### THE RECORDS
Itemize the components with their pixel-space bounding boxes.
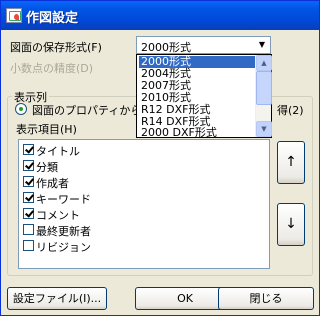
move-up-button[interactable]: ↑ (277, 141, 305, 184)
save-format-value: 2000形式 (141, 41, 191, 54)
chevron-down-icon[interactable]: ▼ (255, 38, 269, 52)
save-format-dropdown[interactable]: 2000形式 2004形式 2007形式 2010形式 R12 DXF形式 R1… (136, 54, 272, 139)
dropdown-option[interactable]: 2000 DXF形式 (139, 127, 257, 139)
save-format-label: 図面の保存形式(F) (10, 41, 102, 54)
property-radio-label[interactable]: 図面のプロパティから取 (32, 102, 152, 118)
property-radio[interactable] (15, 103, 27, 115)
item-checkbox[interactable] (23, 176, 34, 187)
close-button[interactable]: 閉じる (218, 287, 314, 310)
item-checkbox[interactable] (23, 240, 34, 251)
dropdown-scrollbar[interactable]: ▲ ▼ (255, 55, 272, 137)
settings-file-button[interactable]: 設定ファイル(I)... (7, 287, 107, 310)
scroll-down-icon[interactable]: ▼ (256, 121, 272, 137)
move-down-button[interactable]: ↓ (277, 203, 305, 246)
property-radio-label-tail: 得(2) (277, 104, 304, 117)
title-bar[interactable]: 作図設定 (1, 1, 319, 30)
scroll-up-icon[interactable]: ▲ (256, 55, 272, 71)
precision-label: 小数点の精度(D) (10, 62, 94, 75)
item-checkbox[interactable] (23, 208, 34, 219)
item-checkbox[interactable] (23, 192, 34, 203)
display-items-list[interactable]: タイトル 分類 作成者 キーワード コメント 最終更新者 リビジョン (18, 139, 270, 269)
save-format-select[interactable]: 2000形式 ▼ (136, 36, 271, 54)
display-items-label: 表示項目(H) (16, 123, 77, 136)
app-icon (6, 8, 22, 23)
window-title: 作図設定 (26, 11, 79, 26)
settings-dialog: 作図設定 図面の保存形式(F) 2000形式 ▼ 小数点の精度(D) 表示列 図… (0, 0, 320, 316)
item-checkbox[interactable] (23, 144, 34, 155)
scroll-thumb[interactable] (256, 71, 272, 105)
item-checkbox[interactable] (23, 160, 34, 171)
item-checkbox[interactable] (23, 224, 34, 235)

### DIRECTION
Reproduce every row above character for character, omitting the picture.

### RESULT BELOW
Itemize the components with their pixel-space bounding boxes.
move-up-button[interactable]: ↑ (277, 141, 305, 184)
save-format-value: 2000形式 (141, 41, 191, 54)
chevron-down-icon[interactable]: ▼ (255, 38, 269, 52)
save-format-dropdown[interactable]: 2000形式 2004形式 2007形式 2010形式 R12 DXF形式 R1… (136, 54, 272, 139)
dropdown-option[interactable]: 2000 DXF形式 (139, 127, 257, 139)
save-format-label: 図面の保存形式(F) (10, 41, 102, 54)
property-radio-label[interactable]: 図面のプロパティから取 (32, 102, 152, 118)
property-radio[interactable] (15, 103, 27, 115)
item-checkbox[interactable] (23, 176, 34, 187)
close-button[interactable]: 閉じる (218, 287, 314, 310)
item-checkbox[interactable] (23, 240, 34, 251)
dropdown-scrollbar[interactable]: ▲ ▼ (255, 55, 272, 137)
settings-file-button[interactable]: 設定ファイル(I)... (7, 287, 107, 310)
scroll-down-icon[interactable]: ▼ (256, 121, 272, 137)
move-down-button[interactable]: ↓ (277, 203, 305, 246)
property-radio-label-tail: 得(2) (277, 104, 304, 117)
title-bar[interactable]: 作図設定 (1, 1, 319, 30)
scroll-up-icon[interactable]: ▲ (256, 55, 272, 71)
precision-label: 小数点の精度(D) (10, 62, 94, 75)
item-checkbox[interactable] (23, 208, 34, 219)
item-checkbox[interactable] (23, 192, 34, 203)
display-items-list[interactable]: タイトル 分類 作成者 キーワード コメント 最終更新者 リビジョン (18, 139, 270, 269)
save-format-select[interactable]: 2000形式 ▼ (136, 36, 271, 54)
display-items-label: 表示項目(H) (16, 123, 77, 136)
app-icon (6, 8, 22, 23)
window-title: 作図設定 (26, 11, 79, 26)
settings-dialog: 作図設定 図面の保存形式(F) 2000形式 ▼ 小数点の精度(D) 表示列 図… (0, 0, 320, 316)
item-checkbox[interactable] (23, 144, 34, 155)
scroll-thumb[interactable] (256, 71, 272, 105)
item-checkbox[interactable] (23, 160, 34, 171)
item-checkbox[interactable] (23, 224, 34, 235)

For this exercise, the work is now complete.